Could you write out every record below exactly, leaving out any pictures?

---------- EXERCISE INPUT ----------

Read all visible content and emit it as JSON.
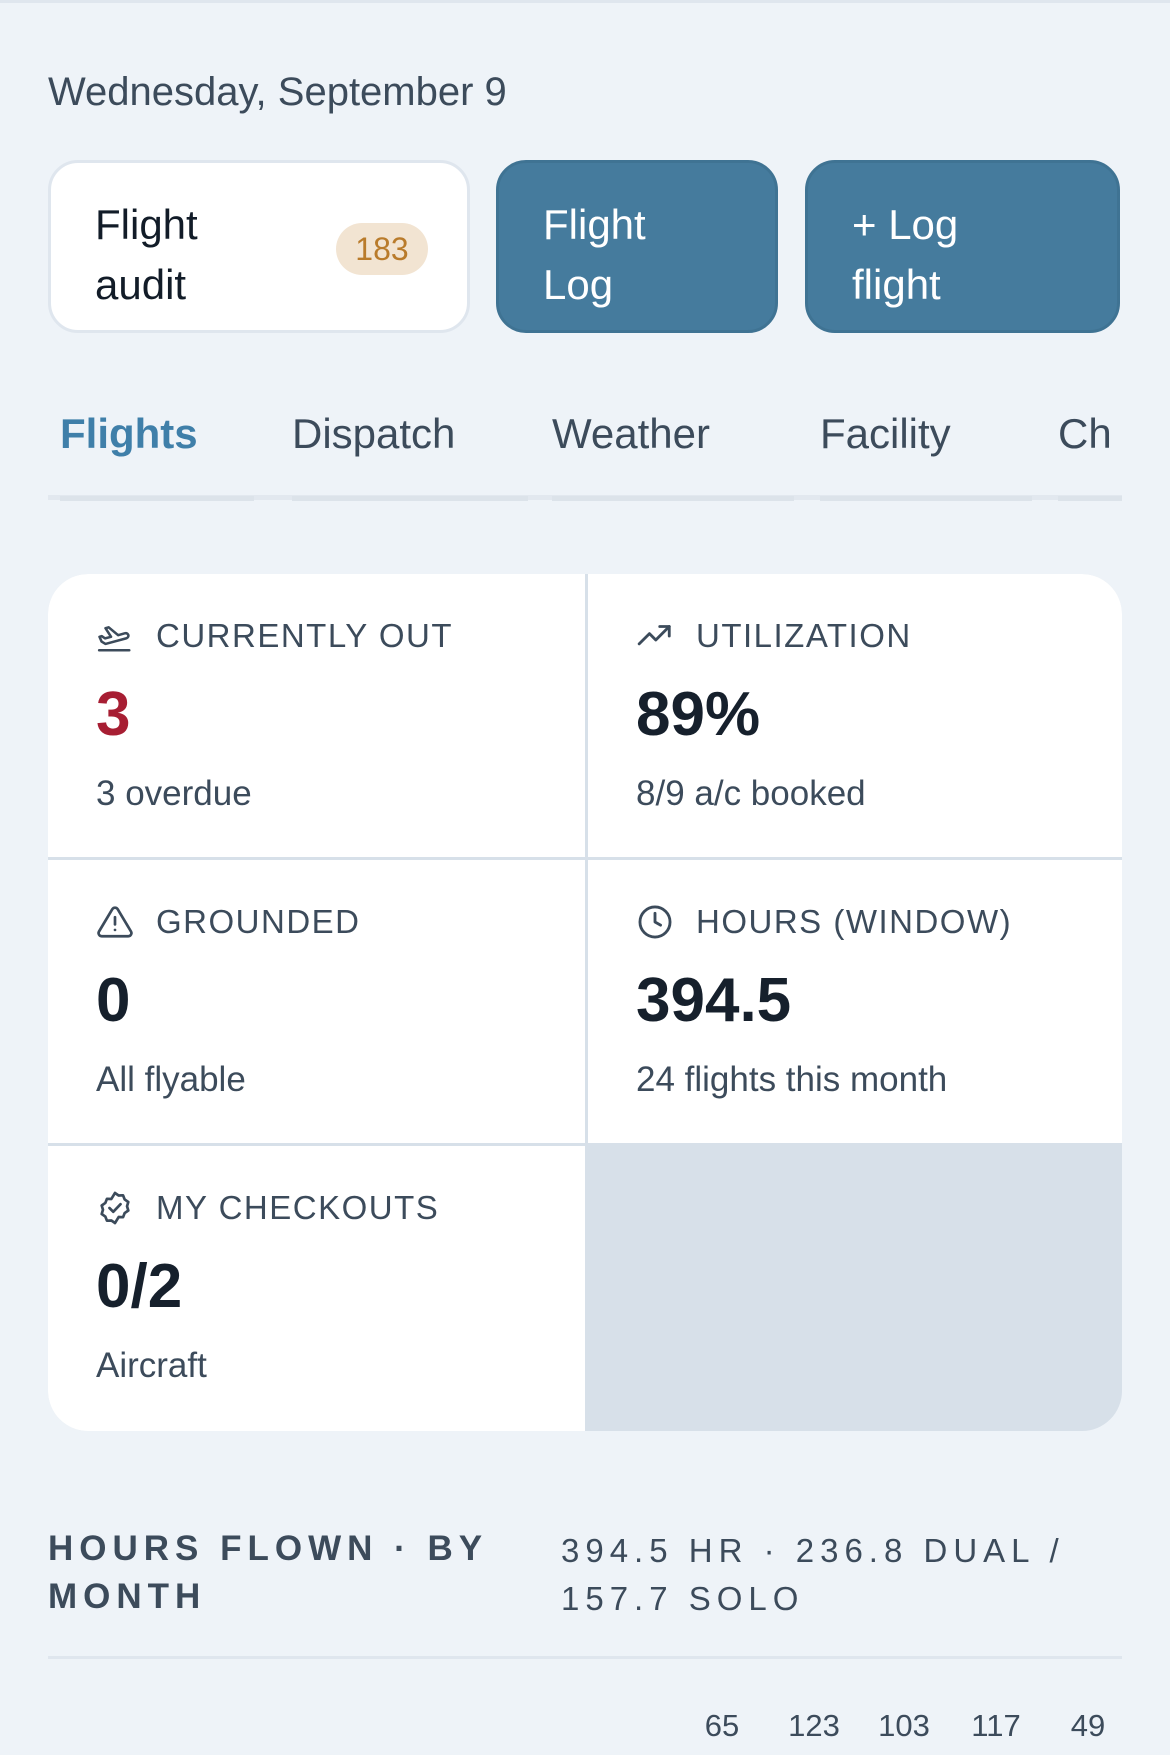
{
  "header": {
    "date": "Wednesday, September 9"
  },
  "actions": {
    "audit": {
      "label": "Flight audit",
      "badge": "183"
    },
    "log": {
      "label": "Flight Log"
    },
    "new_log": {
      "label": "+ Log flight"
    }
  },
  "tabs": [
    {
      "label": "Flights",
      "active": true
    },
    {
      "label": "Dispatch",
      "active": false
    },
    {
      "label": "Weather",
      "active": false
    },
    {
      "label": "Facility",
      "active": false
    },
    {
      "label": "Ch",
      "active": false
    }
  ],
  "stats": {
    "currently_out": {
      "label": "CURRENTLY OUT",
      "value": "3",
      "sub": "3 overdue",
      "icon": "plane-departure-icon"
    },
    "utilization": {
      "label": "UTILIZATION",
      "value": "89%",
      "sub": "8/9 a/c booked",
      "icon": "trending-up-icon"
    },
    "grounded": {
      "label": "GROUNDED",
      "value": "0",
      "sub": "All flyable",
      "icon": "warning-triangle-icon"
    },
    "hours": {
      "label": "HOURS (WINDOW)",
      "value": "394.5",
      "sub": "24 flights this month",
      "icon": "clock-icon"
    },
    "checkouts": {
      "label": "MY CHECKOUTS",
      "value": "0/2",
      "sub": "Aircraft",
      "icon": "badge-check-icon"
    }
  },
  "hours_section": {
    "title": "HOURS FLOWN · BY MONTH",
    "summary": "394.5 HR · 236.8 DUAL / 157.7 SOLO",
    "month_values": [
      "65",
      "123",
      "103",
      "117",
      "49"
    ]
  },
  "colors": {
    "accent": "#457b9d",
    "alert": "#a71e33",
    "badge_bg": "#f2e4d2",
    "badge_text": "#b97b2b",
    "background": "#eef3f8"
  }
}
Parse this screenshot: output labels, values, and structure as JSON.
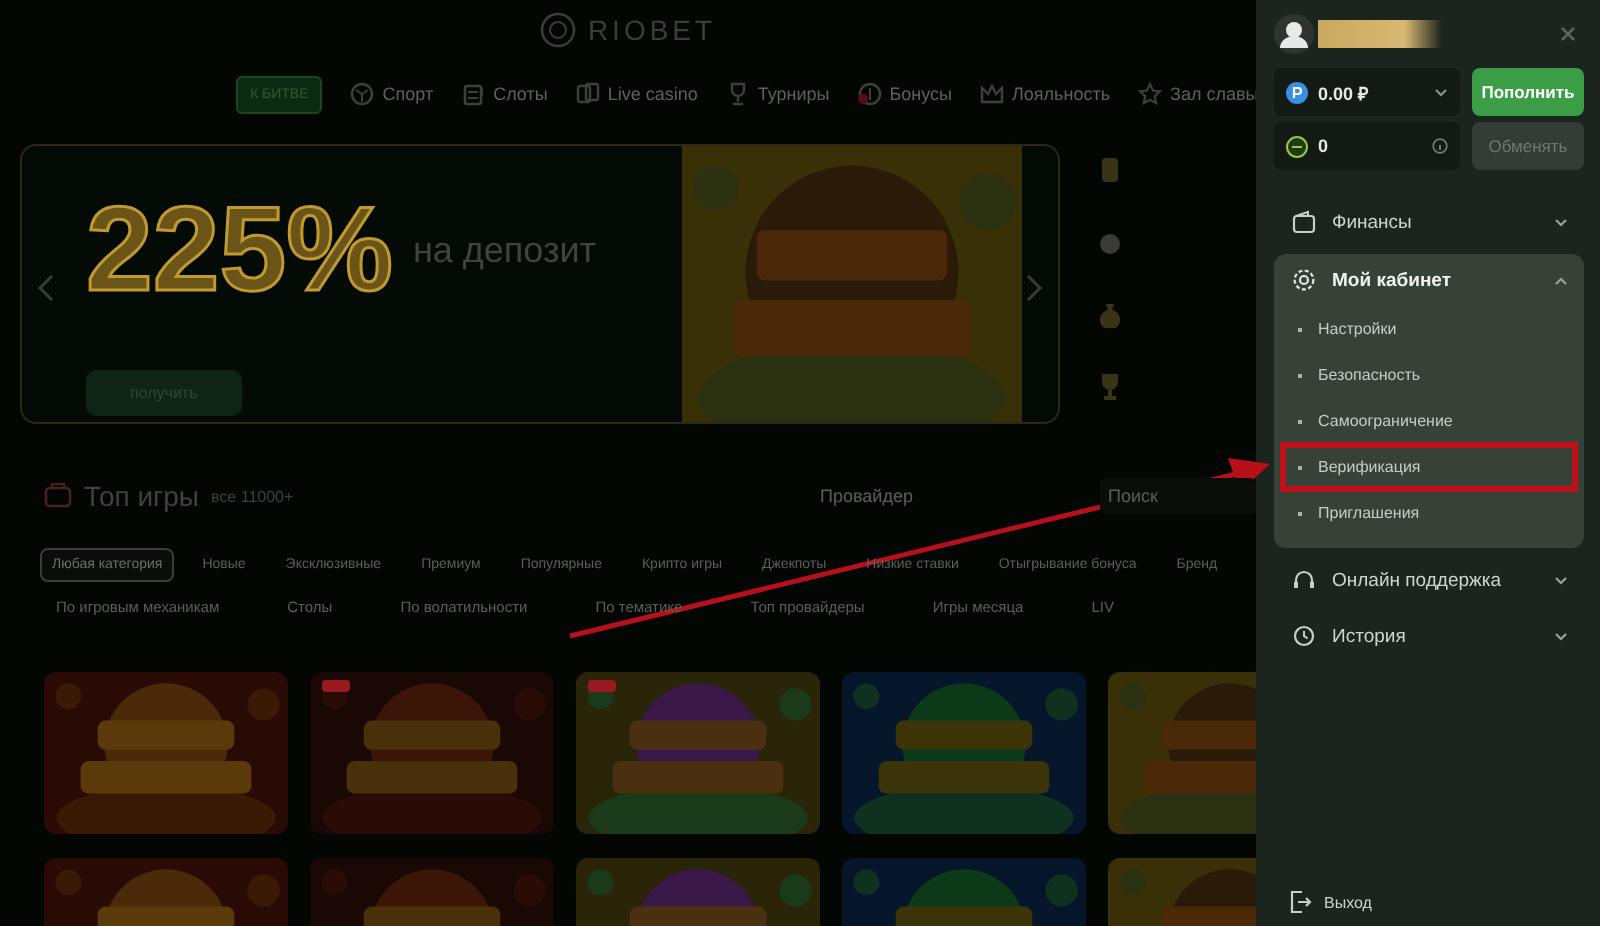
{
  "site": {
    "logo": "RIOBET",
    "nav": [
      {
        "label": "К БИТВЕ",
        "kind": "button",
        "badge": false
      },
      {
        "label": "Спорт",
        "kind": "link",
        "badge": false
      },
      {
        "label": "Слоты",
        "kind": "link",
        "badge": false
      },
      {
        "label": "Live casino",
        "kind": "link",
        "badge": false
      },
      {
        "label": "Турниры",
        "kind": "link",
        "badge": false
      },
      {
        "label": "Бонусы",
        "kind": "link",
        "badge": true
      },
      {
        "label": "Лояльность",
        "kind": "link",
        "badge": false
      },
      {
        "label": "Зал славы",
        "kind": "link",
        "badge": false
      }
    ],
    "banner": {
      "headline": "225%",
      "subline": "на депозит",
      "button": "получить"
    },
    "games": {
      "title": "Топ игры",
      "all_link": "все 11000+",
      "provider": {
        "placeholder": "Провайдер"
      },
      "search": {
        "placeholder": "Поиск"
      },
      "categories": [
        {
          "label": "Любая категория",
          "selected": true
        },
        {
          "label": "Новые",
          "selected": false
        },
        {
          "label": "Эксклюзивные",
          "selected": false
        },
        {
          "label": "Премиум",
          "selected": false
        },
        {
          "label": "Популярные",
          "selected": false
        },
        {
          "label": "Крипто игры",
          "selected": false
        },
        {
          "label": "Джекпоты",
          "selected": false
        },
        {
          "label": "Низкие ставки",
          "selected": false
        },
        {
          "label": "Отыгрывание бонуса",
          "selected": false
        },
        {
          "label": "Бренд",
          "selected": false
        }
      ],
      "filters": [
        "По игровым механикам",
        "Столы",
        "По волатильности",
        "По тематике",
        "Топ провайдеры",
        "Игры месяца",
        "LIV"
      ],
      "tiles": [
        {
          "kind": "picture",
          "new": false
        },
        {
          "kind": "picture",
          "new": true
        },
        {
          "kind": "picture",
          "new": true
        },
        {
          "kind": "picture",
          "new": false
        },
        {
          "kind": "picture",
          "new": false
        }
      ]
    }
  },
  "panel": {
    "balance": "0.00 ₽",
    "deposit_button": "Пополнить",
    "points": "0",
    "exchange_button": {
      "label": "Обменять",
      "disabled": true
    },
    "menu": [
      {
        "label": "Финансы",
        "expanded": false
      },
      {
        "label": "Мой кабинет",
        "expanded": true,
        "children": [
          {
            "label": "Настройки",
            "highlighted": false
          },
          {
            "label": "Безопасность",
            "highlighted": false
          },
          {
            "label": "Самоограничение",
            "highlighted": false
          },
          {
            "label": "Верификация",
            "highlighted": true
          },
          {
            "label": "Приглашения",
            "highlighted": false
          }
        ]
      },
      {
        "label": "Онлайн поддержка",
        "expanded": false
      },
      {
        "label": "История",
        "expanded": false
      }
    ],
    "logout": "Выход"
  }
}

----------

CORRECT RESULT
Read all visible content and emit it as JSON.
{
  "header": {
    "date": "Wednesday, September 9"
  },
  "actions": {
    "audit": {
      "label": "Flight audit",
      "badge": "183"
    },
    "log": {
      "label": "Flight Log"
    },
    "new_log": {
      "label": "+ Log flight"
    }
  },
  "tabs": [
    {
      "label": "Flights",
      "active": true
    },
    {
      "label": "Dispatch",
      "active": false
    },
    {
      "label": "Weather",
      "active": false
    },
    {
      "label": "Facility",
      "active": false
    },
    {
      "label": "Ch",
      "active": false
    }
  ],
  "stats": {
    "currently_out": {
      "label": "CURRENTLY OUT",
      "value": "3",
      "sub": "3 overdue",
      "icon": "plane-departure-icon"
    },
    "utilization": {
      "label": "UTILIZATION",
      "value": "89%",
      "sub": "8/9 a/c booked",
      "icon": "trending-up-icon"
    },
    "grounded": {
      "label": "GROUNDED",
      "value": "0",
      "sub": "All flyable",
      "icon": "warning-triangle-icon"
    },
    "hours": {
      "label": "HOURS (WINDOW)",
      "value": "394.5",
      "sub": "24 flights this month",
      "icon": "clock-icon"
    },
    "checkouts": {
      "label": "MY CHECKOUTS",
      "value": "0/2",
      "sub": "Aircraft",
      "icon": "badge-check-icon"
    }
  },
  "hours_section": {
    "title": "HOURS FLOWN · BY MONTH",
    "summary": "394.5 HR · 236.8 DUAL / 157.7 SOLO",
    "month_values": [
      "65",
      "123",
      "103",
      "117",
      "49"
    ]
  },
  "colors": {
    "accent": "#457b9d",
    "alert": "#a71e33",
    "badge_bg": "#f2e4d2",
    "badge_text": "#b97b2b",
    "background": "#eef3f8"
  }
}
Parse this screenshot: output labels, values, and structure as JSON.
{
  "site": {
    "logo": "RIOBET",
    "nav": [
      {
        "label": "К БИТВЕ",
        "kind": "button",
        "badge": false
      },
      {
        "label": "Спорт",
        "kind": "link",
        "badge": false
      },
      {
        "label": "Слоты",
        "kind": "link",
        "badge": false
      },
      {
        "label": "Live casino",
        "kind": "link",
        "badge": false
      },
      {
        "label": "Турниры",
        "kind": "link",
        "badge": false
      },
      {
        "label": "Бонусы",
        "kind": "link",
        "badge": true
      },
      {
        "label": "Лояльность",
        "kind": "link",
        "badge": false
      },
      {
        "label": "Зал славы",
        "kind": "link",
        "badge": false
      }
    ],
    "banner": {
      "headline": "225%",
      "subline": "на депозит",
      "button": "получить"
    },
    "games": {
      "title": "Топ игры",
      "all_link": "все 11000+",
      "provider": {
        "placeholder": "Провайдер"
      },
      "search": {
        "placeholder": "Поиск"
      },
      "categories": [
        {
          "label": "Любая категория",
          "selected": true
        },
        {
          "label": "Новые",
          "selected": false
        },
        {
          "label": "Эксклюзивные",
          "selected": false
        },
        {
          "label": "Премиум",
          "selected": false
        },
        {
          "label": "Популярные",
          "selected": false
        },
        {
          "label": "Крипто игры",
          "selected": false
        },
        {
          "label": "Джекпоты",
          "selected": false
        },
        {
          "label": "Низкие ставки",
          "selected": false
        },
        {
          "label": "Отыгрывание бонуса",
          "selected": false
        },
        {
          "label": "Бренд",
          "selected": false
        }
      ],
      "filters": [
        "По игровым механикам",
        "Столы",
        "По волатильности",
        "По тематике",
        "Топ провайдеры",
        "Игры месяца",
        "LIV"
      ],
      "tiles": [
        {
          "kind": "picture",
          "new": false
        },
        {
          "kind": "picture",
          "new": true
        },
        {
          "kind": "picture",
          "new": true
        },
        {
          "kind": "picture",
          "new": false
        },
        {
          "kind": "picture",
          "new": false
        }
      ]
    }
  },
  "panel": {
    "balance": "0.00 ₽",
    "deposit_button": "Пополнить",
    "points": "0",
    "exchange_button": {
      "label": "Обменять",
      "disabled": true
    },
    "menu": [
      {
        "label": "Финансы",
        "expanded": false
      },
      {
        "label": "Мой кабинет",
        "expanded": true,
        "children": [
          {
            "label": "Настройки",
            "highlighted": false
          },
          {
            "label": "Безопасность",
            "highlighted": false
          },
          {
            "label": "Самоограничение",
            "highlighted": false
          },
          {
            "label": "Верификация",
            "highlighted": true
          },
          {
            "label": "Приглашения",
            "highlighted": false
          }
        ]
      },
      {
        "label": "Онлайн поддержка",
        "expanded": false
      },
      {
        "label": "История",
        "expanded": false
      }
    ],
    "logout": "Выход"
  }
}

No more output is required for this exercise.